Copy each line that contains the word "mange".

** start of TASK INPUTS **

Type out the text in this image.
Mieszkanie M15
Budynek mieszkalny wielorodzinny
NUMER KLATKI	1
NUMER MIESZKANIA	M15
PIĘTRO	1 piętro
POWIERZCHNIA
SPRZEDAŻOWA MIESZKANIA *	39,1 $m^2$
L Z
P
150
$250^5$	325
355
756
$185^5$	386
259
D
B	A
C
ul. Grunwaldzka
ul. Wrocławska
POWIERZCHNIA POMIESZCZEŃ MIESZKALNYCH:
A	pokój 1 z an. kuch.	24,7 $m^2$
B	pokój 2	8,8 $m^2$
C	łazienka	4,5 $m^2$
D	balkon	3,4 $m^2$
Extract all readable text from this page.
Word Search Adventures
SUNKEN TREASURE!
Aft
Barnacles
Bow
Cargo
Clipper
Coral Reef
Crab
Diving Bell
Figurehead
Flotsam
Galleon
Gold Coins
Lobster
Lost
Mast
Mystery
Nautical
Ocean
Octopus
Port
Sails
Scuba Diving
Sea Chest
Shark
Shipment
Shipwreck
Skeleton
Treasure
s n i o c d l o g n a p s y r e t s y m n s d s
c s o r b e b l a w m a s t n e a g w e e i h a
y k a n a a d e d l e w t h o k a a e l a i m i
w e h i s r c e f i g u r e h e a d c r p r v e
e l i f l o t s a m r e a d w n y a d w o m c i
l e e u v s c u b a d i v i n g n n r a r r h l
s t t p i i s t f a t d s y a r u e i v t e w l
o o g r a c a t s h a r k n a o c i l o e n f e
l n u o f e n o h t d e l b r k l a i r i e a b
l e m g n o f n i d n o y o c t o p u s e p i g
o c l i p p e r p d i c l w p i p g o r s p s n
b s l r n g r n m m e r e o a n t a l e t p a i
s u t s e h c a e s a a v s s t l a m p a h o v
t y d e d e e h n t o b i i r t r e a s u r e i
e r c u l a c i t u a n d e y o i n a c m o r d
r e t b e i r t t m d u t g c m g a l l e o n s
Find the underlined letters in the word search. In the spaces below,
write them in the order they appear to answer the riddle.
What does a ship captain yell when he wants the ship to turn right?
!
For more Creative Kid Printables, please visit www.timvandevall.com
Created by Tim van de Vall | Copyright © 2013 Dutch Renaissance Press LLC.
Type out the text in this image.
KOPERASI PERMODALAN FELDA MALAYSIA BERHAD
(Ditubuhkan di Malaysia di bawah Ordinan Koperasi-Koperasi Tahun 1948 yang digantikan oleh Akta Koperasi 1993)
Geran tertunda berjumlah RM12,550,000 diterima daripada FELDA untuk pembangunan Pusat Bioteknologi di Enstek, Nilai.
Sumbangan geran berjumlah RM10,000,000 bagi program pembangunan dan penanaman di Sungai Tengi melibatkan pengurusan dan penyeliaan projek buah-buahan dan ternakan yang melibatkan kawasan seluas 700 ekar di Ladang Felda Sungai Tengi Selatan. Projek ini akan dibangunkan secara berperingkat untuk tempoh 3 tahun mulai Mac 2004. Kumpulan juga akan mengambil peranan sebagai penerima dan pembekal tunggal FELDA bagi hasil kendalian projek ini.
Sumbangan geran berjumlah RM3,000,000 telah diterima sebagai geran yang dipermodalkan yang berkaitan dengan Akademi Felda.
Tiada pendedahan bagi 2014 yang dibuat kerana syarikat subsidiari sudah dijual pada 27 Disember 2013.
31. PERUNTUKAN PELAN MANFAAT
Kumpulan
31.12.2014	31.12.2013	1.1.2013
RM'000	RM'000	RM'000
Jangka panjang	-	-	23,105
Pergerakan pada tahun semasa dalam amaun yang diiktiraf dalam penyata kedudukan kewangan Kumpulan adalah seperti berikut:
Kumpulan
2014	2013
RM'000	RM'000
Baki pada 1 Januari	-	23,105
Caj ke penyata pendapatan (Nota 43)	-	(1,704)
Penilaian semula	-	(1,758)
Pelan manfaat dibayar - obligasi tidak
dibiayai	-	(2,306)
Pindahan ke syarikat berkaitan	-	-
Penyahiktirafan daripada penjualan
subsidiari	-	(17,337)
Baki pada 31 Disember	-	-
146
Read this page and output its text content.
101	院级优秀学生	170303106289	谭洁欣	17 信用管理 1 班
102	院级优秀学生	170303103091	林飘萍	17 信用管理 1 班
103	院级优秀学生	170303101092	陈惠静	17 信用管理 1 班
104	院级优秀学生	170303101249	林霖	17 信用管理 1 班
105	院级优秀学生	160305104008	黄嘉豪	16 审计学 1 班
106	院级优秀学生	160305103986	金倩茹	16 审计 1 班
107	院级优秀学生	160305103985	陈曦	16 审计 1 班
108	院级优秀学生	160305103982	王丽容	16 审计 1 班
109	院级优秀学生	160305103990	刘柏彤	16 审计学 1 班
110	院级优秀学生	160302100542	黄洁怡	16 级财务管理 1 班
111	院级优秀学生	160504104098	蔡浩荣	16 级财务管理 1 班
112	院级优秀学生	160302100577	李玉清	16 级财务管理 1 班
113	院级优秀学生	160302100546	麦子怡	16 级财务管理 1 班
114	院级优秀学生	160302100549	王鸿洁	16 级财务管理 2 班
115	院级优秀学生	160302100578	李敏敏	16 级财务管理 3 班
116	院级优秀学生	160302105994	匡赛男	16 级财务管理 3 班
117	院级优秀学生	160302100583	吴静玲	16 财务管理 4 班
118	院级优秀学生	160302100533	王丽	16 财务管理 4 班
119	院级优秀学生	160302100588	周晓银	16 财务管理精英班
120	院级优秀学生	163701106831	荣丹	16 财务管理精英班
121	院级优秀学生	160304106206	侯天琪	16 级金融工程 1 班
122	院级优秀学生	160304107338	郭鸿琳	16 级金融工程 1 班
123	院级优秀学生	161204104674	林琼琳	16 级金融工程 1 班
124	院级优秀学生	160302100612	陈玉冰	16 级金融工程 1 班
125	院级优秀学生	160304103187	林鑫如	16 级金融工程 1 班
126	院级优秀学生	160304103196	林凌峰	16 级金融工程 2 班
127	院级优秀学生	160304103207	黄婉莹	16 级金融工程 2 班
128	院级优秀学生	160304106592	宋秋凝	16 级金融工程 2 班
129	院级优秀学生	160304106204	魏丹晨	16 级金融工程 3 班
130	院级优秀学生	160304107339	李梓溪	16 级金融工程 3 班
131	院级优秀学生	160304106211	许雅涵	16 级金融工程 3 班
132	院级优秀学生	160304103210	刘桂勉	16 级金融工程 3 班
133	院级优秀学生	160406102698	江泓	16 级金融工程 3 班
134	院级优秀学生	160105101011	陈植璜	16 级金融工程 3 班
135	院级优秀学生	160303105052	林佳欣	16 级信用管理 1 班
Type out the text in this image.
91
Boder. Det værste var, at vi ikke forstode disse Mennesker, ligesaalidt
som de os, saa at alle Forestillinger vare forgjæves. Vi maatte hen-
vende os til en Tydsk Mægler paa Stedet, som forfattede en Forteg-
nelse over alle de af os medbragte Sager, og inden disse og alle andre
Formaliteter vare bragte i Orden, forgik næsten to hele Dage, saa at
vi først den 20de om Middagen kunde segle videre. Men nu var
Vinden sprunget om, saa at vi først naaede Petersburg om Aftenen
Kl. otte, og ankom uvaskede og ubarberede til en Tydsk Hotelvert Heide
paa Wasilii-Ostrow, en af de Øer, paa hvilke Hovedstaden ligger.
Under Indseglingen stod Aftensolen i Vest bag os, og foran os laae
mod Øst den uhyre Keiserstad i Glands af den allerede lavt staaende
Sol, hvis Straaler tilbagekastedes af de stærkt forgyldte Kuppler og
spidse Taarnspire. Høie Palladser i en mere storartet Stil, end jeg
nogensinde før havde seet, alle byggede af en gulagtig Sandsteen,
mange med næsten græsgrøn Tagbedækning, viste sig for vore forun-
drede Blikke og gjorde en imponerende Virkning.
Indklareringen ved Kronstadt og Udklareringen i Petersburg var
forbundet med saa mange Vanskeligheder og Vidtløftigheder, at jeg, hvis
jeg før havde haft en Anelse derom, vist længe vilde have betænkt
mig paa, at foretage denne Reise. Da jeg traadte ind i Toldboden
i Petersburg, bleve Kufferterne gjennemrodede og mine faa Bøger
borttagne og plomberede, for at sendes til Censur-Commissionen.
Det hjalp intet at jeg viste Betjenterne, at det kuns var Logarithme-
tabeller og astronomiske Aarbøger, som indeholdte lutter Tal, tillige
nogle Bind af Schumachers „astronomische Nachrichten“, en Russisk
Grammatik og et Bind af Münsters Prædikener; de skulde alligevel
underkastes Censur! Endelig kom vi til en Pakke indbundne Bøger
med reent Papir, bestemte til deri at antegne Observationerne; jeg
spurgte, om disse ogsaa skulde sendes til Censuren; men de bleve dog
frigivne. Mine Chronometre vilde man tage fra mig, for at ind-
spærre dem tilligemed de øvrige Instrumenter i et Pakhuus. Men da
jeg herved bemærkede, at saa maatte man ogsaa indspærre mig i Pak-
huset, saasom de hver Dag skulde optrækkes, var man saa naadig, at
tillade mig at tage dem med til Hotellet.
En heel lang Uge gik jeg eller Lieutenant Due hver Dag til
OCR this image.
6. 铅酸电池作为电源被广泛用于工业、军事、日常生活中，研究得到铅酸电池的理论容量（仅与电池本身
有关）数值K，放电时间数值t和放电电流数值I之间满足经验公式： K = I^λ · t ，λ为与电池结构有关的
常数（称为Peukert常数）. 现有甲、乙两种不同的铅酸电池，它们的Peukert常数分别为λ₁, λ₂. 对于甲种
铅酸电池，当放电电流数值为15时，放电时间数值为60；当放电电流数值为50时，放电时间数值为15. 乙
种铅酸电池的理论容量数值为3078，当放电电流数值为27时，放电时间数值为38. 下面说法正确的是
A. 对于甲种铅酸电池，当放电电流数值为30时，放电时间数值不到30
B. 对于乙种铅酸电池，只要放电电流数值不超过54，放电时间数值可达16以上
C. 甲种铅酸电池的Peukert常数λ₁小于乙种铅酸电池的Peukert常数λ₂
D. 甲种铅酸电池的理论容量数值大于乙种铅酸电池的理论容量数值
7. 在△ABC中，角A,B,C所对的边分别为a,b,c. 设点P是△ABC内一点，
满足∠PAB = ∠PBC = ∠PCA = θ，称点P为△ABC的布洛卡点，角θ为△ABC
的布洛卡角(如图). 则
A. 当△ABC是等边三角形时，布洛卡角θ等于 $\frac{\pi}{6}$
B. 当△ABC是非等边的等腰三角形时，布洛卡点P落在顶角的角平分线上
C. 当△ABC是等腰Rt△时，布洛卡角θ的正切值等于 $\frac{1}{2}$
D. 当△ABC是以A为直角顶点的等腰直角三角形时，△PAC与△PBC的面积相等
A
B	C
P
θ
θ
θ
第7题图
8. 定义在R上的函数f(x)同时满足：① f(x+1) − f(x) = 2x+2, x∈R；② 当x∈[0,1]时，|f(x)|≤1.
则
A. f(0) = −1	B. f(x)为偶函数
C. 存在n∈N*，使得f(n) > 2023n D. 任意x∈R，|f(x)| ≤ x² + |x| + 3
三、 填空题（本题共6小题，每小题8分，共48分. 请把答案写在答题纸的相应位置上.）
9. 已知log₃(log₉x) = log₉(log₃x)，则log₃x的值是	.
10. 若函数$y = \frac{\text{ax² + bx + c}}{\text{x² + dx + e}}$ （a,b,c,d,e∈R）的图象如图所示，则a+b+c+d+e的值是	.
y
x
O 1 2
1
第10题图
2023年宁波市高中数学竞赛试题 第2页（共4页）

** end of TASK INPUTS **

__RESPONSE FOR THIS EXERCISE__
mange med næsten græsgrøn Tagbedækning, viste sig for vore forun-
forbundet med saa mange Vanskeligheder og Vidtløftigheder, at jeg, hvis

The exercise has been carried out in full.